Return the records in full, exactly as given.

........

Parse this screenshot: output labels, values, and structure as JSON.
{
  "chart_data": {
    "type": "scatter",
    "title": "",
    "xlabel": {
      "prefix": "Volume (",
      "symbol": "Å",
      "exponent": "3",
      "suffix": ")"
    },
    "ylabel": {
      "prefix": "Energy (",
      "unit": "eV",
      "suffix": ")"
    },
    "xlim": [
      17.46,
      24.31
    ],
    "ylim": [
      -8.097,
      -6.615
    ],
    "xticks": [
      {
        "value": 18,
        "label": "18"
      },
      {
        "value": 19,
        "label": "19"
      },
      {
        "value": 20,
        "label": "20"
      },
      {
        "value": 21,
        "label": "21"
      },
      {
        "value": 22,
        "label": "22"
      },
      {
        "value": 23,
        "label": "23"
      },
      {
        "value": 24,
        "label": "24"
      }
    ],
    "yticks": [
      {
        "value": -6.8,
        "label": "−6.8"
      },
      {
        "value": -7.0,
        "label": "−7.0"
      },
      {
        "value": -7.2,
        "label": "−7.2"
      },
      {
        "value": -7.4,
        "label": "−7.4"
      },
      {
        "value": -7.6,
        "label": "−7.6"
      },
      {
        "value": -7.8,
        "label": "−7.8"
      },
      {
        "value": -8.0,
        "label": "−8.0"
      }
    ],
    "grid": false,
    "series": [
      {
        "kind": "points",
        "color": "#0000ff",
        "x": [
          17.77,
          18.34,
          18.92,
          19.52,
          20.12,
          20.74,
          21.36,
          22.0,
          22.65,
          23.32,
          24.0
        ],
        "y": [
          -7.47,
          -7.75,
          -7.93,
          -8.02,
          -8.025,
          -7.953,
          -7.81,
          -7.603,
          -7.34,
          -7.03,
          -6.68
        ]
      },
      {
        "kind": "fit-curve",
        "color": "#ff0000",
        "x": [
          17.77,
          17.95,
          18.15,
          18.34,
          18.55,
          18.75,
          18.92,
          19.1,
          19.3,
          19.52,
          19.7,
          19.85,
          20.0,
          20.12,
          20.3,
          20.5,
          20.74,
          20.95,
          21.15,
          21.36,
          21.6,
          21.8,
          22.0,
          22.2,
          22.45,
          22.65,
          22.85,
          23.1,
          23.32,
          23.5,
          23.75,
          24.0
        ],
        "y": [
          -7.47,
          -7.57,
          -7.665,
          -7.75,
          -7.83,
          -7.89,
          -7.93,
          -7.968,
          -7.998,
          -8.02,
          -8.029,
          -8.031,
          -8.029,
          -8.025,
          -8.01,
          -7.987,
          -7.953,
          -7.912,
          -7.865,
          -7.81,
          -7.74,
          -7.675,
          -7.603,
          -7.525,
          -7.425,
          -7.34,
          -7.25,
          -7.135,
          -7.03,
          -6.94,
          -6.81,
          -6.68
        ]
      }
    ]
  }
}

........

▸ Response to the exercise
Parse this screenshot: output labels, values, and structure as JSON.
{
  "chart_data": {
    "type": "scatter",
    "title": "",
    "xlabel": {
      "prefix": "Volume (",
      "symbol": "Å",
      "exponent": "3",
      "suffix": ")"
    },
    "ylabel": {
      "prefix": "Energy (",
      "unit": "eV",
      "suffix": ")"
    },
    "xlim": [
      17.46,
      24.31
    ],
    "ylim": [
      -8.097,
      -6.615
    ],
    "xticks": [
      {
        "value": 18,
        "label": "18"
      },
      {
        "value": 19,
        "label": "19"
      },
      {
        "value": 20,
        "label": "20"
      },
      {
        "value": 21,
        "label": "21"
      },
      {
        "value": 22,
        "label": "22"
      },
      {
        "value": 23,
        "label": "23"
      },
      {
        "value": 24,
        "label": "24"
      }
    ],
    "yticks": [
      {
        "value": -6.8,
        "label": "−6.8"
      },
      {
        "value": -7.0,
        "label": "−7.0"
      },
      {
        "value": -7.2,
        "label": "−7.2"
      },
      {
        "value": -7.4,
        "label": "−7.4"
      },
      {
        "value": -7.6,
        "label": "−7.6"
      },
      {
        "value": -7.8,
        "label": "−7.8"
      },
      {
        "value": -8.0,
        "label": "−8.0"
      }
    ],
    "grid": false,
    "series": [
      {
        "kind": "points",
        "color": "#0000ff",
        "x": [
          17.77,
          18.34,
          18.92,
          19.52,
          20.12,
          20.74,
          21.36,
          22.0,
          22.65,
          23.32,
          24.0
        ],
        "y": [
          -7.47,
          -7.75,
          -7.93,
          -8.02,
          -8.025,
          -7.953,
          -7.81,
          -7.603,
          -7.34,
          -7.03,
          -6.68
        ]
      },
      {
        "kind": "fit-curve",
        "color": "#ff0000",
        "x": [
          17.77,
          17.95,
          18.15,
          18.34,
          18.55,
          18.75,
          18.92,
          19.1,
          19.3,
          19.52,
          19.7,
          19.85,
          20.0,
          20.12,
          20.3,
          20.5,
          20.74,
          20.95,
          21.15,
          21.36,
          21.6,
          21.8,
          22.0,
          22.2,
          22.45,
          22.65,
          22.85,
          23.1,
          23.32,
          23.5,
          23.75,
          24.0
        ],
        "y": [
          -7.47,
          -7.57,
          -7.665,
          -7.75,
          -7.83,
          -7.89,
          -7.93,
          -7.968,
          -7.998,
          -8.02,
          -8.029,
          -8.031,
          -8.029,
          -8.025,
          -8.01,
          -7.987,
          -7.953,
          -7.912,
          -7.865,
          -7.81,
          -7.74,
          -7.675,
          -7.603,
          -7.525,
          -7.425,
          -7.34,
          -7.25,
          -7.135,
          -7.03,
          -6.94,
          -6.81,
          -6.68
        ]
      }
    ]
  }
}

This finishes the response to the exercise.